--- BEGIN Entries supplied ---

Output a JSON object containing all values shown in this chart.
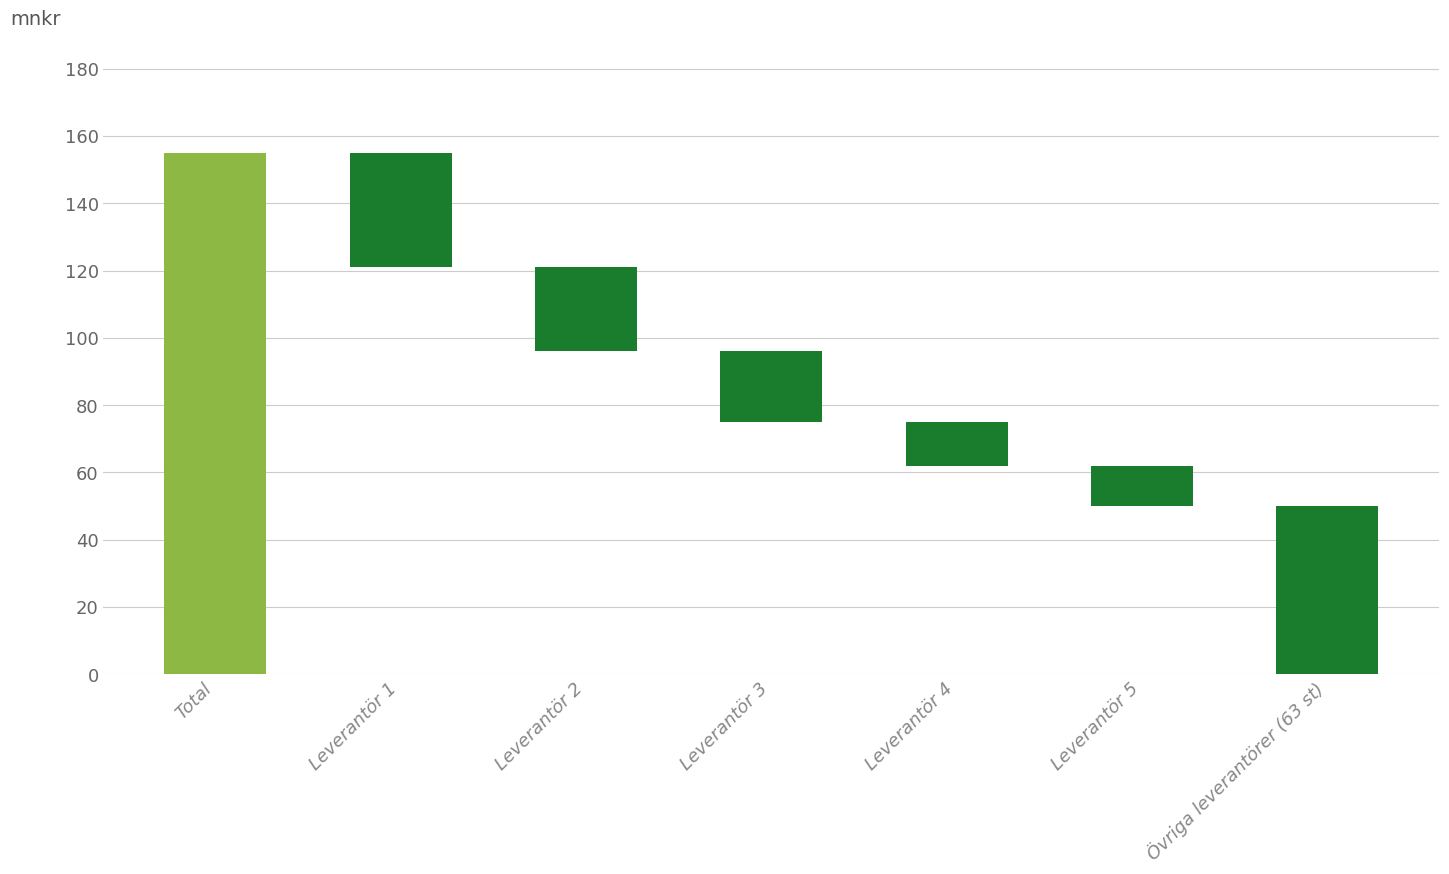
{
  "categories": [
    "Total",
    "Leverantör 1",
    "Leverantör 2",
    "Leverantör 3",
    "Leverantör 4",
    "Leverantör 5",
    "Övriga leverantörer (63 st)"
  ],
  "bar_bottoms": [
    0,
    121,
    96,
    75,
    62,
    50,
    0
  ],
  "bar_heights": [
    155,
    34,
    25,
    21,
    13,
    12,
    50
  ],
  "bar_colors": [
    "#8db843",
    "#1a7d2e",
    "#1a7d2e",
    "#1a7d2e",
    "#1a7d2e",
    "#1a7d2e",
    "#1a7d2e"
  ],
  "ylabel": "mnkr",
  "ylim": [
    0,
    190
  ],
  "yticks": [
    0,
    20,
    40,
    60,
    80,
    100,
    120,
    140,
    160,
    180
  ],
  "background_color": "#ffffff",
  "plot_bg_color": "#ffffff",
  "grid_color": "#cccccc",
  "tick_label_color": "#666666",
  "ylabel_color": "#555555",
  "xlabel_color": "#888888",
  "bar_width": 0.55
}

--- END Entries supplied ---

Your task.
In the records above, locate the lines holding the word "ffffff". Copy each of them.

Output of the task.
  "background_color": "#ffffff",
  "plot_bg_color": "#ffffff",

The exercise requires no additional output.